[Begin]

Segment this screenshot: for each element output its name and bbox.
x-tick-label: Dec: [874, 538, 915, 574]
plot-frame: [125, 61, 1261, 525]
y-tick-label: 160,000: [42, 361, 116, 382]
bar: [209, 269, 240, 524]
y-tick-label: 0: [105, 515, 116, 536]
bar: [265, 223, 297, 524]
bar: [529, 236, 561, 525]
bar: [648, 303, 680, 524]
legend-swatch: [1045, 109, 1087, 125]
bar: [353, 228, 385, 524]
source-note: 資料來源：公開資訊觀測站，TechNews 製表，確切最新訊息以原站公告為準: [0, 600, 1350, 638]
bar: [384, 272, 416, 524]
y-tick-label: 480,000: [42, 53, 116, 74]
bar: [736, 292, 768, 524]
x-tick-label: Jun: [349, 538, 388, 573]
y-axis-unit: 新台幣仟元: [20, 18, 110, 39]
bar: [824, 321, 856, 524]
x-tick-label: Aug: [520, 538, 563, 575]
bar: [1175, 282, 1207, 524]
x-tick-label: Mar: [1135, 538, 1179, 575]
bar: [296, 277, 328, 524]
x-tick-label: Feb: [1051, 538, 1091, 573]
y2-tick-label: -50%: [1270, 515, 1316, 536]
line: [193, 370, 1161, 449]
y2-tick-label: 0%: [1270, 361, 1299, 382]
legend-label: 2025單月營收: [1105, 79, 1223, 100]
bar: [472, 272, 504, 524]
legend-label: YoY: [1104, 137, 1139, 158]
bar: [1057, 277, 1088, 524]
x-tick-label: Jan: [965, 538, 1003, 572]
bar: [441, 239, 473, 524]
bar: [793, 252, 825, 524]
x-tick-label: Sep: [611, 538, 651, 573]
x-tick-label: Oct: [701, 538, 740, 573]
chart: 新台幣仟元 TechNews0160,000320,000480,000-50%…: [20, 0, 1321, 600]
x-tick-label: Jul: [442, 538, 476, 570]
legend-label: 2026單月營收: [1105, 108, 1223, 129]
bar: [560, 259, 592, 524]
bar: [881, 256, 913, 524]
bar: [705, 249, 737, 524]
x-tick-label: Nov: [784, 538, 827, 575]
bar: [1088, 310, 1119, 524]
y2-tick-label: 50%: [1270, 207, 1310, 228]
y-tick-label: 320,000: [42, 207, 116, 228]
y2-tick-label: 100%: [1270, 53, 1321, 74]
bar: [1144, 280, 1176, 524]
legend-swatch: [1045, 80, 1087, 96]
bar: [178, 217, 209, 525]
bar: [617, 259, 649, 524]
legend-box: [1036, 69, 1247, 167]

[End]

§ **THE REQUEST**
Reproduce the lines verbatim, starting from the first line of the records and ending after the line that contains "y2-tick-label: -50%: [1270, 515, 1316, 536]".

§ **OUTPUT FOR THIS EXERCISE**
Segment this screenshot: for each element output its name and bbox.
x-tick-label: Dec: [874, 538, 915, 574]
plot-frame: [125, 61, 1261, 525]
y-tick-label: 160,000: [42, 361, 116, 382]
bar: [209, 269, 240, 524]
y-tick-label: 0: [105, 515, 116, 536]
bar: [265, 223, 297, 524]
bar: [529, 236, 561, 525]
bar: [648, 303, 680, 524]
legend-swatch: [1045, 109, 1087, 125]
bar: [353, 228, 385, 524]
source-note: 資料來源：公開資訊觀測站，TechNews 製表，確切最新訊息以原站公告為準: [0, 600, 1350, 638]
bar: [384, 272, 416, 524]
y-tick-label: 480,000: [42, 53, 116, 74]
bar: [736, 292, 768, 524]
x-tick-label: Jun: [349, 538, 388, 573]
y-axis-unit: 新台幣仟元: [20, 18, 110, 39]
bar: [824, 321, 856, 524]
x-tick-label: Aug: [520, 538, 563, 575]
bar: [1175, 282, 1207, 524]
x-tick-label: Mar: [1135, 538, 1179, 575]
bar: [296, 277, 328, 524]
x-tick-label: Feb: [1051, 538, 1091, 573]
y2-tick-label: -50%: [1270, 515, 1316, 536]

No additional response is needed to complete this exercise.